## Exercise directions
Using the records that follow, tally the lines containing the word "hominis" and state only the count.

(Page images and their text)
============

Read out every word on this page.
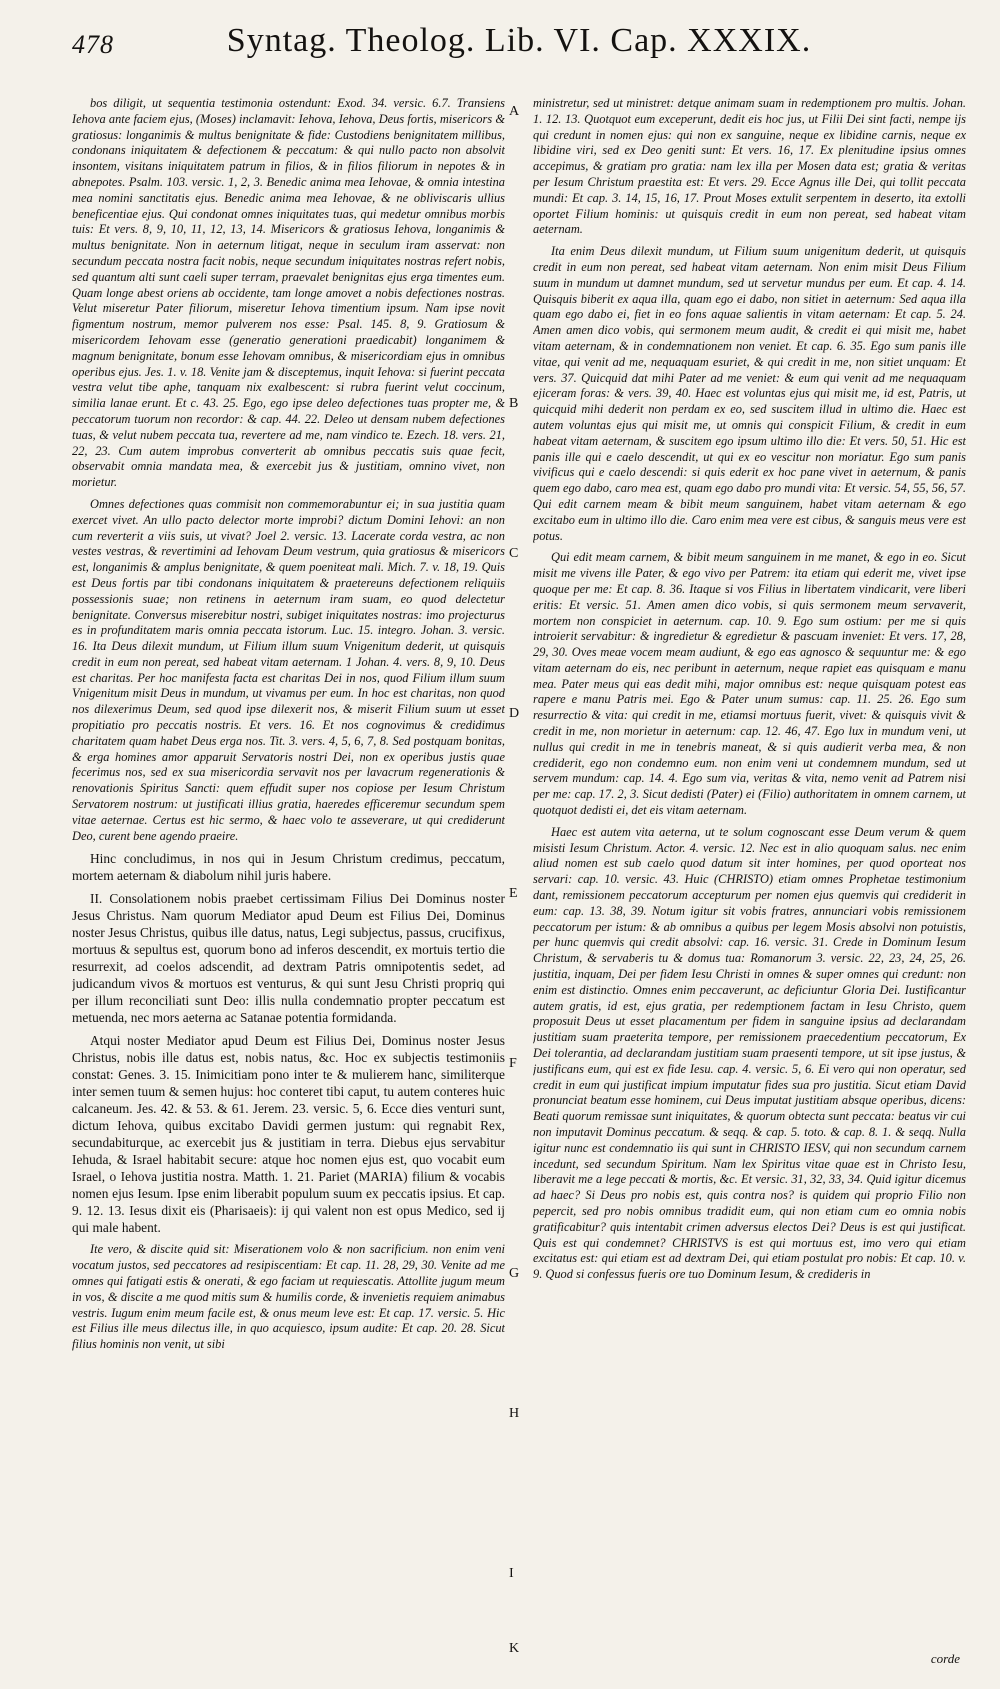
478	Syntag. Theolog. Lib. VI. Cap. XXXIX.

bos diligit, ut sequentia testimonia ostendunt: Exod. 34. versic. 6.7. Transiens Iehova ante faciem ejus, (Moses) inclamavit: Iehova, Iehova, Deus fortis, misericors & gratiosus: longanimis & multus benignitate & fide: Custodiens benignitatem millibus, condonans iniquitatem & defectionem & peccatum: & qui nullo pacto non absolvit insontem, visitans iniquitatem patrum in filios, & in filios filiorum in nepotes & in abnepotes. Psalm. 103. versic. 1, 2, 3. Benedic anima mea Iehovae, & omnia intestina mea nomini sanctitatis ejus. Benedic anima mea Iehovae, & ne obliviscaris ullius beneficentiae ejus. Qui condonat omnes iniquitates tuas, qui medetur omnibus morbis tuis: Et vers. 8, 9, 10, 11, 12, 13, 14. Misericors & gratiosus Iehova, longanimis & multus benignitate. Non in aeternum litigat, neque in seculum iram asservat: non secundum peccata nostra facit nobis, neque secundum iniquitates nostras refert nobis, sed quantum alti sunt caeli super terram, praevalet benignitas ejus erga timentes eum. Quam longe abest oriens ab occidente, tam longe amovet a nobis defectiones nostras. Velut miseretur Pater filiorum, miseretur Iehova timentium ipsum. Nam ipse novit figmentum nostrum, memor pulverem nos esse: Psal. 145. 8, 9. Gratiosum & misericordem Iehovam esse (generatio generationi praedicabit) longanimem & magnum benignitate, bonum esse Iehovam omnibus, & misericordiam ejus in omnibus operibus ejus. Jes. 1. v. 18. Venite jam & disceptemus, inquit Iehova: si fuerint peccata vestra velut tibe aphe, tanquam nix exalbescent: si rubra fuerint velut coccinum, similia lanae erunt. Et c. 43. 25. Ego, ego ipse deleo defectiones tuas propter me, & peccatorum tuorum non recordor: & cap. 44. 22. Deleo ut densam nubem defectiones tuas, & velut nubem peccata tua, revertere ad me, nam vindico te. Ezech. 18. vers. 21, 22, 23. Cum autem improbus converterit ab omnibus peccatis suis quae fecit, observabit omnia mandata mea, & exercebit jus & justitiam, omnino vivet, non morietur.

Omnes defectiones quas commisit non commemorabuntur ei; in sua justitia quam exercet vivet. An ullo pacto delector morte improbi? dictum Domini Iehovi: an non cum reverterit a viis suis, ut vivat? Joel 2. versic. 13. Lacerate corda vestra, ac non vestes vestras, & revertimini ad Iehovam Deum vestrum, quia gratiosus & misericors est, longanimis & amplus benignitate, & quem poeniteat mali. Mich. 7. v. 18, 19. Quis est Deus fortis par tibi condonans iniquitatem & praetereuns defectionem reliquiis possessionis suae; non retinens in aeternum iram suam, eo quod delectetur benignitate. Conversus miserebitur nostri, subiget iniquitates nostras: imo projecturus es in profunditatem maris omnia peccata istorum. Luc. 15. integro. Johan. 3. versic. 16. Ita Deus dilexit mundum, ut Filium illum suum Vnigenitum dederit, ut quisquis credit in eum non pereat, sed habeat vitam aeternam. 1 Johan. 4. vers. 8, 9, 10. Deus est charitas. Per hoc manifesta facta est charitas Dei in nos, quod Filium illum suum Vnigenitum misit Deus in mundum, ut vivamus per eum. In hoc est charitas, non quod nos dilexerimus Deum, sed quod ipse dilexerit nos, & miserit Filium suum ut esset propitiatio pro peccatis nostris. Et vers. 16. Et nos cognovimus & credidimus charitatem quam habet Deus erga nos. Tit. 3. vers. 4, 5, 6, 7, 8. Sed postquam bonitas, & erga homines amor apparuit Servatoris nostri Dei, non ex operibus justis quae fecerimus nos, sed ex sua misericordia servavit nos per lavacrum regenerationis & renovationis Spiritus Sancti: quem effudit super nos copiose per Iesum Christum Servatorem nostrum: ut justificati illius gratia, haeredes efficeremur secundum spem vitae aeternae. Certus est hic sermo, & haec volo te asseverare, ut qui crediderunt Deo, curent bene agendo praeire.

Hinc concludimus, in nos qui in Jesum Christum credimus, peccatum, mortem aeternam & diabolum nihil juris habere.

II. Consolationem nobis praebet certissimam Filius Dei Dominus noster Jesus Christus. Nam quorum Mediator apud Deum est Filius Dei, Dominus noster Jesus Christus, quibus ille datus, natus, Legi subjectus, passus, crucifixus, mortuus & sepultus est, quorum bono ad inferos descendit, ex mortuis tertio die resurrexit, ad coelos adscendit, ad dextram Patris omnipotentis sedet, ad judicandum vivos & mortuos est venturus, & qui sunt Jesu Christi propriq qui per illum reconciliati sunt Deo: illis nulla condemnatio propter peccatum est metuenda, nec mors aeterna ac Satanae potentia formidanda.

Atqui noster Mediator apud Deum est Filius Dei, Dominus noster Jesus Christus, nobis ille datus est, nobis natus, &c. Hoc ex subjectis testimoniis constat: Genes. 3. 15. Inimicitiam pono inter te & mulierem hanc, similiterque inter semen tuum & semen hujus: hoc conteret tibi caput, tu autem conteres huic calcaneum. Jes. 42. & 53. & 61. Jerem. 23. versic. 5, 6. Ecce dies venturi sunt, dictum Iehova, quibus excitabo Davidi germen justum: qui regnabit Rex, secundabiturque, ac exercebit jus & justitiam in terra. Diebus ejus servabitur Iehuda, & Israel habitabit secure: atque hoc nomen ejus est, quo vocabit eum Israel, o Iehova justitia nostra. Matth. 1. 21. Pariet (MARIA) filium & vocabis nomen ejus Iesum. Ipse enim liberabit populum suum ex peccatis ipsius. Et cap. 9. 12. 13. Iesus dixit eis (Pharisaeis): ij qui valent non est opus Medico, sed ij qui male habent.

Ite vero, & discite quid sit: Miserationem volo & non sacrificium. non enim veni vocatum justos, sed peccatores ad resipiscentiam: Et cap. 11. 28, 29, 30. Venite ad me omnes qui fatigati estis & onerati, & ego faciam ut requiescatis. Attollite jugum meum in vos, & discite a me quod mitis sum & humilis corde, & invenietis requiem animabus vestris. Iugum enim meum facile est, & onus meum leve est: Et cap. 17. versic. 5. Hic est Filius ille meus dilectus ille, in quo acquiesco, ipsum audite: Et cap. 20. 28. Sicut filius hominis non venit, ut sibi

ministretur, sed ut ministret: detque animam suam in redemptionem pro multis. Johan. 1. 12. 13. Quotquot eum exceperunt, dedit eis hoc jus, ut Filii Dei sint facti, nempe ijs qui credunt in nomen ejus: qui non ex sanguine, neque ex libidine carnis, neque ex libidine viri, sed ex Deo geniti sunt: Et vers. 16, 17. Ex plenitudine ipsius omnes accepimus, & gratiam pro gratia: nam lex illa per Mosen data est; gratia & veritas per Iesum Christum praestita est: Et vers. 29. Ecce Agnus ille Dei, qui tollit peccata mundi: Et cap. 3. 14, 15, 16, 17. Prout Moses extulit serpentem in deserto, ita extolli oportet Filium hominis: ut quisquis credit in eum non pereat, sed habeat vitam aeternam.

Ita enim Deus dilexit mundum, ut Filium suum unigenitum dederit, ut quisquis credit in eum non pereat, sed habeat vitam aeternam. Non enim misit Deus Filium suum in mundum ut damnet mundum, sed ut servetur mundus per eum. Et cap. 4. 14. Quisquis biberit ex aqua illa, quam ego ei dabo, non sitiet in aeternum: Sed aqua illa quam ego dabo ei, fiet in eo fons aquae salientis in vitam aeternam: Et cap. 5. 24. Amen amen dico vobis, qui sermonem meum audit, & credit ei qui misit me, habet vitam aeternam, & in condemnationem non veniet. Et cap. 6. 35. Ego sum panis ille vitae, qui venit ad me, nequaquam esuriet, & qui credit in me, non sitiet unquam: Et vers. 37. Quicquid dat mihi Pater ad me veniet: & eum qui venit ad me nequaquam ejiceram foras: & vers. 39, 40. Haec est voluntas ejus qui misit me, id est, Patris, ut quicquid mihi dederit non perdam ex eo, sed suscitem illud in ultimo die. Haec est autem voluntas ejus qui misit me, ut omnis qui conspicit Filium, & credit in eum habeat vitam aeternam, & suscitem ego ipsum ultimo illo die: Et vers. 50, 51. Hic est panis ille qui e caelo descendit, ut qui ex eo vescitur non moriatur. Ego sum panis vivificus qui e caelo descendi: si quis ederit ex hoc pane vivet in aeternum, & panis quem ego dabo, caro mea est, quam ego dabo pro mundi vita: Et versic. 54, 55, 56, 57. Qui edit carnem meam & bibit meum sanguinem, habet vitam aeternam & ego excitabo eum in ultimo illo die. Caro enim mea vere est cibus, & sanguis meus vere est potus.

Qui edit meam carnem, & bibit meum sanguinem in me manet, & ego in eo. Sicut misit me vivens ille Pater, & ego vivo per Patrem: ita etiam qui ederit me, vivet ipse quoque per me: Et cap. 8. 36. Itaque si vos Filius in libertatem vindicarit, vere liberi eritis: Et versic. 51. Amen amen dico vobis, si quis sermonem meum servaverit, mortem non conspiciet in aeternum. cap. 10. 9. Ego sum ostium: per me si quis introierit servabitur: & ingredietur & egredietur & pascuam inveniet: Et vers. 17, 28, 29, 30. Oves meae vocem meam audiunt, & ego eas agnosco & sequuntur me: & ego vitam aeternam do eis, nec peribunt in aeternum, neque rapiet eas quisquam e manu mea. Pater meus qui eas dedit mihi, major omnibus est: neque quisquam potest eas rapere e manu Patris mei. Ego & Pater unum sumus: cap. 11. 25. 26. Ego sum resurrectio & vita: qui credit in me, etiamsi mortuus fuerit, vivet: & quisquis vivit & credit in me, non morietur in aeternum: cap. 12. 46, 47. Ego lux in mundum veni, ut nullus qui credit in me in tenebris maneat, & si quis audierit verba mea, & non crediderit, ego non condemno eum. non enim veni ut condemnem mundum, sed ut servem mundum: cap. 14. 4. Ego sum via, veritas & vita, nemo venit ad Patrem nisi per me: cap. 17. 2, 3. Sicut dedisti (Pater) ei (Filio) authoritatem in omnem carnem, ut quotquot dedisti ei, det eis vitam aeternam.

Haec est autem vita aeterna, ut te solum cognoscant esse Deum verum & quem misisti Iesum Christum. Actor. 4. versic. 12. Nec est in alio quoquam salus. nec enim aliud nomen est sub caelo quod datum sit inter homines, per quod oporteat nos servari: cap. 10. versic. 43. Huic (CHRISTO) etiam omnes Prophetae testimonium dant, remissionem peccatorum accepturum per nomen ejus quemvis qui crediderit in eum: cap. 13. 38, 39. Notum igitur sit vobis fratres, annunciari vobis remissionem peccatorum per istum: & ab omnibus a quibus per legem Mosis absolvi non potuistis, per hunc quemvis qui credit absolvi: cap. 16. versic. 31. Crede in Dominum Iesum Christum, & servaberis tu & domus tua: Romanorum 3. versic. 22, 23, 24, 25, 26. justitia, inquam, Dei per fidem Iesu Christi in omnes & super omnes qui credunt: non enim est distinctio. Omnes enim peccaverunt, ac deficiuntur Gloria Dei. Iustificantur autem gratis, id est, ejus gratia, per redemptionem factam in Iesu Christo, quem proposuit Deus ut esset placamentum per fidem in sanguine ipsius ad declarandam justitiam suam praeterita tempore, per remissionem praecedentium peccatorum, Ex Dei tolerantia, ad declarandam justitiam suam praesenti tempore, ut sit ipse justus, & justificans eum, qui est ex fide Iesu. cap. 4. versic. 5, 6. Ei vero qui non operatur, sed credit in eum qui justificat impium imputatur fides sua pro justitia. Sicut etiam David pronunciat beatum esse hominem, cui Deus imputat justitiam absque operibus, dicens: Beati quorum remissae sunt iniquitates, & quorum obtecta sunt peccata: beatus vir cui non imputavit Dominus peccatum. & seqq. & cap. 5. toto. & cap. 8. 1. & seqq. Nulla igitur nunc est condemnatio iis qui sunt in CHRISTO IESV, qui non secundum carnem incedunt, sed secundum Spiritum. Nam lex Spiritus vitae quae est in Christo Iesu, liberavit me a lege peccati & mortis, &c. Et versic. 31, 32, 33, 34. Quid igitur dicemus ad haec? Si Deus pro nobis est, quis contra nos? is quidem qui proprio Filio non pepercit, sed pro nobis omnibus tradidit eum, qui non etiam cum eo omnia nobis gratificabitur? quis intentabit crimen adversus electos Dei? Deus is est qui justificat. Quis est qui condemnet? CHRISTVS is est qui mortuus est, imo vero qui etiam excitatus est: qui etiam est ad dextram Dei, qui etiam postulat pro nobis: Et cap. 10. v. 9. Quod si confessus fueris ore tuo Dominum Iesum, & credideris in

A
B
C
D
E
F
G
H
I
K
corde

============

## Solution to this task
2